Problem statement ::
Print out each entry below exactly, please.

Listed records ::

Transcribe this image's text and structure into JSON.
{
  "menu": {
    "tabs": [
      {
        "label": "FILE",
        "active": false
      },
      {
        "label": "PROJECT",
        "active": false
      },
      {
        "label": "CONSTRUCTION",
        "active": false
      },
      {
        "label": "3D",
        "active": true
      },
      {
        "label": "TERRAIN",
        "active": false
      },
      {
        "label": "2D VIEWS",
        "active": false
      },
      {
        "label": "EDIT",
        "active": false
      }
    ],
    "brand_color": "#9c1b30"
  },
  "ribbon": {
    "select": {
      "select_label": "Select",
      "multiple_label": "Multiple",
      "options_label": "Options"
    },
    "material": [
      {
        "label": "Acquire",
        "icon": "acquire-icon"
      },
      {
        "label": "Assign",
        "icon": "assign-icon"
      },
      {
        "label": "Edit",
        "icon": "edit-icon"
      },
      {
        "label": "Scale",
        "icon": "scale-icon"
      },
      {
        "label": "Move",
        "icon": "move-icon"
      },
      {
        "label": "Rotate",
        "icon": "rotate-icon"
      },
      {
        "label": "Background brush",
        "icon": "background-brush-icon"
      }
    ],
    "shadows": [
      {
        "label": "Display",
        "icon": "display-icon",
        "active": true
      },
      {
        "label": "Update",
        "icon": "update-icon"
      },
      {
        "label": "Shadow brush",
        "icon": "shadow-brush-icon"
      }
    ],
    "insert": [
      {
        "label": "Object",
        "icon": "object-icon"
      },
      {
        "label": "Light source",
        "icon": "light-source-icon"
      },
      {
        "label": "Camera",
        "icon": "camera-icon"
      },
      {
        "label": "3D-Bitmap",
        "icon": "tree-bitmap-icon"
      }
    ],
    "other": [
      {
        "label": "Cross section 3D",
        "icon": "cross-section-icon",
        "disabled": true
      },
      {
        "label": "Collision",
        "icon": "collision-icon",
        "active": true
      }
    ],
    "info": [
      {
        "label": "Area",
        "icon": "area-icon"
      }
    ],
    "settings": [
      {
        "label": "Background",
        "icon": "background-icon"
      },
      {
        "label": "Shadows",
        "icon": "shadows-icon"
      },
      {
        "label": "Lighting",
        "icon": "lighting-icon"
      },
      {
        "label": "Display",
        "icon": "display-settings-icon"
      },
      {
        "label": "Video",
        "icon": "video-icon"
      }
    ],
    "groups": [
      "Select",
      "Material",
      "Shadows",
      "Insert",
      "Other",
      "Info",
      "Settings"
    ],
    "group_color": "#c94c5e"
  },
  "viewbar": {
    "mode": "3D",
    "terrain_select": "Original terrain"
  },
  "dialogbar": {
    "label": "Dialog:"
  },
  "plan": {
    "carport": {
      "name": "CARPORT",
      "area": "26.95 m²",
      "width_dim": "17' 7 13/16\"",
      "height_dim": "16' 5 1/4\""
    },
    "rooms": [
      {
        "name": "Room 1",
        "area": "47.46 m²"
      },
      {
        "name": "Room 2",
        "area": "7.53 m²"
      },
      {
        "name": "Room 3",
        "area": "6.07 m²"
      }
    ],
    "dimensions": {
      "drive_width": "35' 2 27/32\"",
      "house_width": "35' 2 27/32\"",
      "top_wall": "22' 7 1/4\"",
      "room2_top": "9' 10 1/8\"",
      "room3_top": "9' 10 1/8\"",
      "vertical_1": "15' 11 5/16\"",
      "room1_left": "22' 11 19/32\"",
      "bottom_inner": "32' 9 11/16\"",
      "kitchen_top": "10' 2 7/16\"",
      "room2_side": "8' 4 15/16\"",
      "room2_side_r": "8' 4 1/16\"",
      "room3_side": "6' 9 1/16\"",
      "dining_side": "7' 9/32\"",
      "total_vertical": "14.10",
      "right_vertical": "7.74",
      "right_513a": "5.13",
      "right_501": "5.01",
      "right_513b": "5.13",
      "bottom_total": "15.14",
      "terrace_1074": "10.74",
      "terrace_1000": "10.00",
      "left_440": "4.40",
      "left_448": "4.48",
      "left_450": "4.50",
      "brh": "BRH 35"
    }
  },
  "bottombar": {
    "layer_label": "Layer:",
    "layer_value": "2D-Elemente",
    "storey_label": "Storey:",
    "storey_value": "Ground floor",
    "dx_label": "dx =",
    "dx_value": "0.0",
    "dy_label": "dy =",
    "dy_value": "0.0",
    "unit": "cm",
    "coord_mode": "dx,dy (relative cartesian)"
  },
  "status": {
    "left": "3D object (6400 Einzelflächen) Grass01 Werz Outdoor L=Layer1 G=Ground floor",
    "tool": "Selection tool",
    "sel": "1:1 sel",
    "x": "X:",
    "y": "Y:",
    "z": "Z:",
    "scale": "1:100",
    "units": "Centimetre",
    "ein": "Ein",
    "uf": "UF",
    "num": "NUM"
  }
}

Reply to the task ::
Transcribe this image's text and structure into JSON.
{
  "menu": {
    "tabs": [
      {
        "label": "FILE",
        "active": false
      },
      {
        "label": "PROJECT",
        "active": false
      },
      {
        "label": "CONSTRUCTION",
        "active": false
      },
      {
        "label": "3D",
        "active": true
      },
      {
        "label": "TERRAIN",
        "active": false
      },
      {
        "label": "2D VIEWS",
        "active": false
      },
      {
        "label": "EDIT",
        "active": false
      }
    ],
    "brand_color": "#9c1b30"
  },
  "ribbon": {
    "select": {
      "select_label": "Select",
      "multiple_label": "Multiple",
      "options_label": "Options"
    },
    "material": [
      {
        "label": "Acquire",
        "icon": "acquire-icon"
      },
      {
        "label": "Assign",
        "icon": "assign-icon"
      },
      {
        "label": "Edit",
        "icon": "edit-icon"
      },
      {
        "label": "Scale",
        "icon": "scale-icon"
      },
      {
        "label": "Move",
        "icon": "move-icon"
      },
      {
        "label": "Rotate",
        "icon": "rotate-icon"
      },
      {
        "label": "Background brush",
        "icon": "background-brush-icon"
      }
    ],
    "shadows": [
      {
        "label": "Display",
        "icon": "display-icon",
        "active": true
      },
      {
        "label": "Update",
        "icon": "update-icon"
      },
      {
        "label": "Shadow brush",
        "icon": "shadow-brush-icon"
      }
    ],
    "insert": [
      {
        "label": "Object",
        "icon": "object-icon"
      },
      {
        "label": "Light source",
        "icon": "light-source-icon"
      },
      {
        "label": "Camera",
        "icon": "camera-icon"
      },
      {
        "label": "3D-Bitmap",
        "icon": "tree-bitmap-icon"
      }
    ],
    "other": [
      {
        "label": "Cross section 3D",
        "icon": "cross-section-icon",
        "disabled": true
      },
      {
        "label": "Collision",
        "icon": "collision-icon",
        "active": true
      }
    ],
    "info": [
      {
        "label": "Area",
        "icon": "area-icon"
      }
    ],
    "settings": [
      {
        "label": "Background",
        "icon": "background-icon"
      },
      {
        "label": "Shadows",
        "icon": "shadows-icon"
      },
      {
        "label": "Lighting",
        "icon": "lighting-icon"
      },
      {
        "label": "Display",
        "icon": "display-settings-icon"
      },
      {
        "label": "Video",
        "icon": "video-icon"
      }
    ],
    "groups": [
      "Select",
      "Material",
      "Shadows",
      "Insert",
      "Other",
      "Info",
      "Settings"
    ],
    "group_color": "#c94c5e"
  },
  "viewbar": {
    "mode": "3D",
    "terrain_select": "Original terrain"
  },
  "dialogbar": {
    "label": "Dialog:"
  },
  "plan": {
    "carport": {
      "name": "CARPORT",
      "area": "26.95 m²",
      "width_dim": "17' 7 13/16\"",
      "height_dim": "16' 5 1/4\""
    },
    "rooms": [
      {
        "name": "Room 1",
        "area": "47.46 m²"
      },
      {
        "name": "Room 2",
        "area": "7.53 m²"
      },
      {
        "name": "Room 3",
        "area": "6.07 m²"
      }
    ],
    "dimensions": {
      "drive_width": "35' 2 27/32\"",
      "house_width": "35' 2 27/32\"",
      "top_wall": "22' 7 1/4\"",
      "room2_top": "9' 10 1/8\"",
      "room3_top": "9' 10 1/8\"",
      "vertical_1": "15' 11 5/16\"",
      "room1_left": "22' 11 19/32\"",
      "bottom_inner": "32' 9 11/16\"",
      "kitchen_top": "10' 2 7/16\"",
      "room2_side": "8' 4 15/16\"",
      "room2_side_r": "8' 4 1/16\"",
      "room3_side": "6' 9 1/16\"",
      "dining_side": "7' 9/32\"",
      "total_vertical": "14.10",
      "right_vertical": "7.74",
      "right_513a": "5.13",
      "right_501": "5.01",
      "right_513b": "5.13",
      "bottom_total": "15.14",
      "terrace_1074": "10.74",
      "terrace_1000": "10.00",
      "left_440": "4.40",
      "left_448": "4.48",
      "left_450": "4.50",
      "brh": "BRH 35"
    }
  },
  "bottombar": {
    "layer_label": "Layer:",
    "layer_value": "2D-Elemente",
    "storey_label": "Storey:",
    "storey_value": "Ground floor",
    "dx_label": "dx =",
    "dx_value": "0.0",
    "dy_label": "dy =",
    "dy_value": "0.0",
    "unit": "cm",
    "coord_mode": "dx,dy (relative cartesian)"
  },
  "status": {
    "left": "3D object (6400 Einzelflächen) Grass01 Werz Outdoor L=Layer1 G=Ground floor",
    "tool": "Selection tool",
    "sel": "1:1 sel",
    "x": "X:",
    "y": "Y:",
    "z": "Z:",
    "scale": "1:100",
    "units": "Centimetre",
    "ein": "Ein",
    "uf": "UF",
    "num": "NUM"
  }
}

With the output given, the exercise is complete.